- Job -
Reproduce the data exactly and drop any pictures it holds.

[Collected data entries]
++++++++++
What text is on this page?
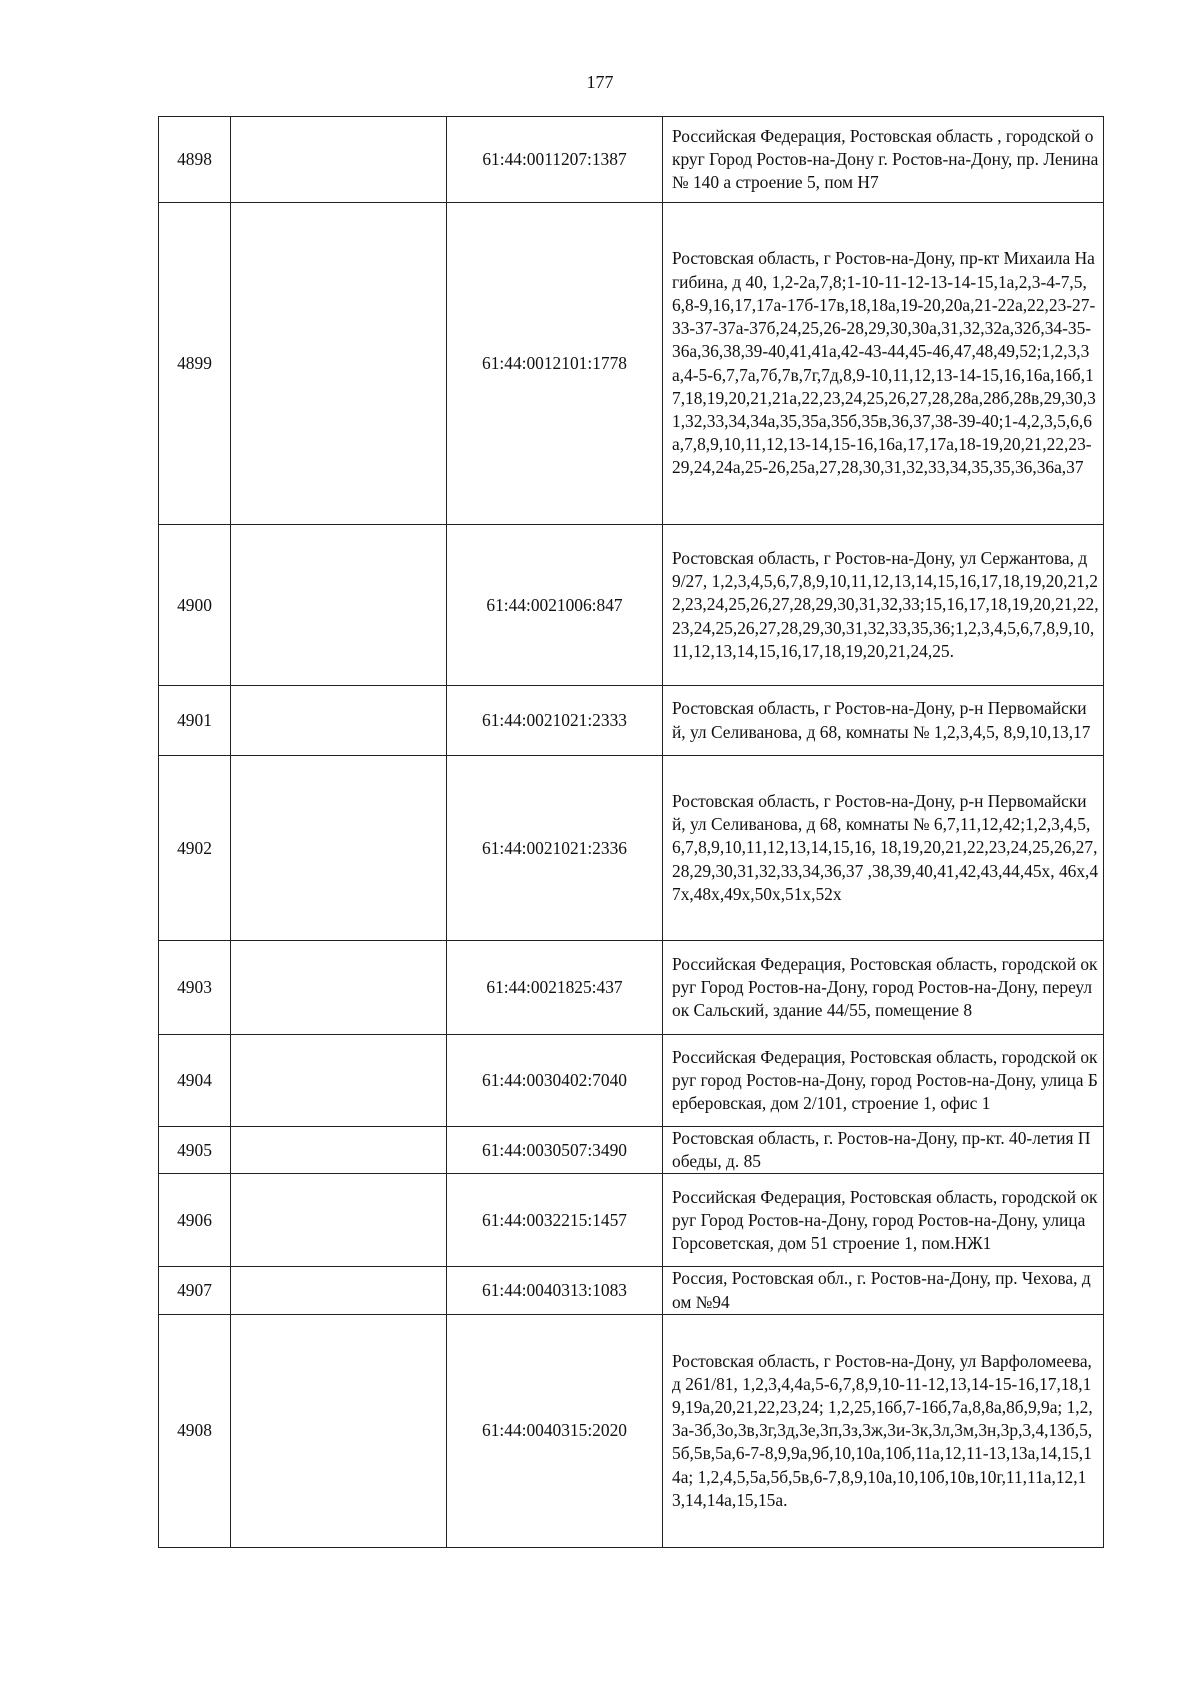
177
4898		61:44:0011207:1387	Российская Федерация, Ростовская область , городской округ Город Ростов-на-Дону г. Ростов-на-Дону, пр. Ленина № 140 а строение 5, пом Н7
4899		61:44:0012101:1778	Ростовская область, г Ростов-на-Дону, пр-кт Михаила Нагибина, д 40, 1,2-2а,7,8;1-10-11-12-13-14-15,1а,2,3-4-7,5,6,8-9,16,17,17а-17б-17в,18,18а,19-20,20а,21-22а,22,23-27-33-37-37а-37б,24,25,26-28,29,30,30а,31,32,32а,32б,34-35-36а,36,38,39-40,41,41а,42-43-44,45-46,47,48,49,52;1,2,3,3а,4-5-6,7,7а,7б,7в,7г,7д,8,9-10,11,12,13-14-15,16,16а,16б,17,18,19,20,21,21а,22,23,24,25,26,27,28,28а,28б,28в,29,30,31,32,33,34,34а,35,35а,35б,35в,36,37,38-39-40;1-4,2,3,5,6,6а,7,8,9,10,11,12,13-14,15-16,16а,17,17а,18-19,20,21,22,23-29,24,24а,25-26,25а,27,28,30,31,32,33,34,35,35,36,36а,37
4900		61:44:0021006:847	Ростовская область, г Ростов-на-Дону, ул Сержантова, д 9/27, 1,2,3,4,5,6,7,8,9,10,11,12,13,14,15,16,17,18,19,20,21,22,23,24,25,26,27,28,29,30,31,32,33;15,16,17,18,19,20,21,22,23,24,25,26,27,28,29,30,31,32,33,35,36;1,2,3,4,5,6,7,8,9,10,11,12,13,14,15,16,17,18,19,20,21,24,25.
4901		61:44:0021021:2333	Ростовская область, г Ростов-на-Дону, р-н Первомайский, ул Селиванова, д 68, комнаты № 1,2,3,4,5, 8,9,10,13,17
4902		61:44:0021021:2336	Ростовская область, г Ростов-на-Дону, р-н Первомайский, ул Селиванова, д 68, комнаты № 6,7,11,12,42;1,2,3,4,5, 6,7,8,9,10,11,12,13,14,15,16, 18,19,20,21,22,23,24,25,26,27, 28,29,30,31,32,33,34,36,37 ,38,39,40,41,42,43,44,45х, 46х,47х,48х,49х,50х,51х,52х
4903		61:44:0021825:437	Российская Федерация, Ростовская область, городской округ Город Ростов-на-Дону, город Ростов-на-Дону, переулок Сальский, здание 44/55, помещение 8
4904		61:44:0030402:7040	Российская Федерация, Ростовская область, городской округ город Ростов-на-Дону, город Ростов-на-Дону, улица Берберовская, дом 2/101, строение 1, офис 1
4905		61:44:0030507:3490	Ростовская область, г. Ростов-на-Дону, пр-кт. 40-летия Победы, д. 85
4906		61:44:0032215:1457	Российская Федерация, Ростовская область, городской округ Город Ростов-на-Дону, город Ростов-на-Дону, улица Горсоветская, дом 51 строение 1, пом.НЖ1
4907		61:44:0040313:1083	Россия, Ростовская обл., г. Ростов-на-Дону, пр. Чехова, дом №94
4908		61:44:0040315:2020	Ростовская область, г Ростов-на-Дону, ул Варфоломеева, д 261/81, 1,2,3,4,4а,5-6,7,8,9,10-11-12,13,14-15-16,17,18,19,19а,20,21,22,23,24; 1,2,25,16б,7-16б,7а,8,8а,8б,9,9а; 1,2,3а-3б,3о,3в,3г,3д,3е,3п,3з,3ж,3и-3к,3л,3м,3н,3р,3,4,13б,5,5б,5в,5а,6-7-8,9,9а,9б,10,10а,10б,11а,12,11-13,13а,14,15,14а; 1,2,4,5,5а,5б,5в,6-7,8,9,10а,10,10б,10в,10г,11,11а,12,13,14,14а,15,15а.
++++++++++
- Solution -
What text is on this page?
177
4898		61:44:0011207:1387	Российская Федерация, Ростовская область , городской округ Город Ростов-на-Дону г. Ростов-на-Дону, пр. Ленина № 140 а строение 5, пом Н7
4899		61:44:0012101:1778	Ростовская область, г Ростов-на-Дону, пр-кт Михаила Нагибина, д 40, 1,2-2а,7,8;1-10-11-12-13-14-15,1а,2,3-4-7,5,6,8-9,16,17,17а-17б-17в,18,18а,19-20,20а,21-22а,22,23-27-33-37-37а-37б,24,25,26-28,29,30,30а,31,32,32а,32б,34-35-36а,36,38,39-40,41,41а,42-43-44,45-46,47,48,49,52;1,2,3,3а,4-5-6,7,7а,7б,7в,7г,7д,8,9-10,11,12,13-14-15,16,16а,16б,17,18,19,20,21,21а,22,23,24,25,26,27,28,28а,28б,28в,29,30,31,32,33,34,34а,35,35а,35б,35в,36,37,38-39-40;1-4,2,3,5,6,6а,7,8,9,10,11,12,13-14,15-16,16а,17,17а,18-19,20,21,22,23-29,24,24а,25-26,25а,27,28,30,31,32,33,34,35,35,36,36а,37
4900		61:44:0021006:847	Ростовская область, г Ростов-на-Дону, ул Сержантова, д 9/27, 1,2,3,4,5,6,7,8,9,10,11,12,13,14,15,16,17,18,19,20,21,22,23,24,25,26,27,28,29,30,31,32,33;15,16,17,18,19,20,21,22,23,24,25,26,27,28,29,30,31,32,33,35,36;1,2,3,4,5,6,7,8,9,10,11,12,13,14,15,16,17,18,19,20,21,24,25.
4901		61:44:0021021:2333	Ростовская область, г Ростов-на-Дону, р-н Первомайский, ул Селиванова, д 68, комнаты № 1,2,3,4,5, 8,9,10,13,17
4902		61:44:0021021:2336	Ростовская область, г Ростов-на-Дону, р-н Первомайский, ул Селиванова, д 68, комнаты № 6,7,11,12,42;1,2,3,4,5, 6,7,8,9,10,11,12,13,14,15,16, 18,19,20,21,22,23,24,25,26,27, 28,29,30,31,32,33,34,36,37 ,38,39,40,41,42,43,44,45х, 46х,47х,48х,49х,50х,51х,52х
4903		61:44:0021825:437	Российская Федерация, Ростовская область, городской округ Город Ростов-на-Дону, город Ростов-на-Дону, переулок Сальский, здание 44/55, помещение 8
4904		61:44:0030402:7040	Российская Федерация, Ростовская область, городской округ город Ростов-на-Дону, город Ростов-на-Дону, улица Берберовская, дом 2/101, строение 1, офис 1
4905		61:44:0030507:3490	Ростовская область, г. Ростов-на-Дону, пр-кт. 40-летия Победы, д. 85
4906		61:44:0032215:1457	Российская Федерация, Ростовская область, городской округ Город Ростов-на-Дону, город Ростов-на-Дону, улица Горсоветская, дом 51 строение 1, пом.НЖ1
4907		61:44:0040313:1083	Россия, Ростовская обл., г. Ростов-на-Дону, пр. Чехова, дом №94
4908		61:44:0040315:2020	Ростовская область, г Ростов-на-Дону, ул Варфоломеева, д 261/81, 1,2,3,4,4а,5-6,7,8,9,10-11-12,13,14-15-16,17,18,19,19а,20,21,22,23,24; 1,2,25,16б,7-16б,7а,8,8а,8б,9,9а; 1,2,3а-3б,3о,3в,3г,3д,3е,3п,3з,3ж,3и-3к,3л,3м,3н,3р,3,4,13б,5,5б,5в,5а,6-7-8,9,9а,9б,10,10а,10б,11а,12,11-13,13а,14,15,14а; 1,2,4,5,5а,5б,5в,6-7,8,9,10а,10,10б,10в,10г,11,11а,12,13,14,14а,15,15а.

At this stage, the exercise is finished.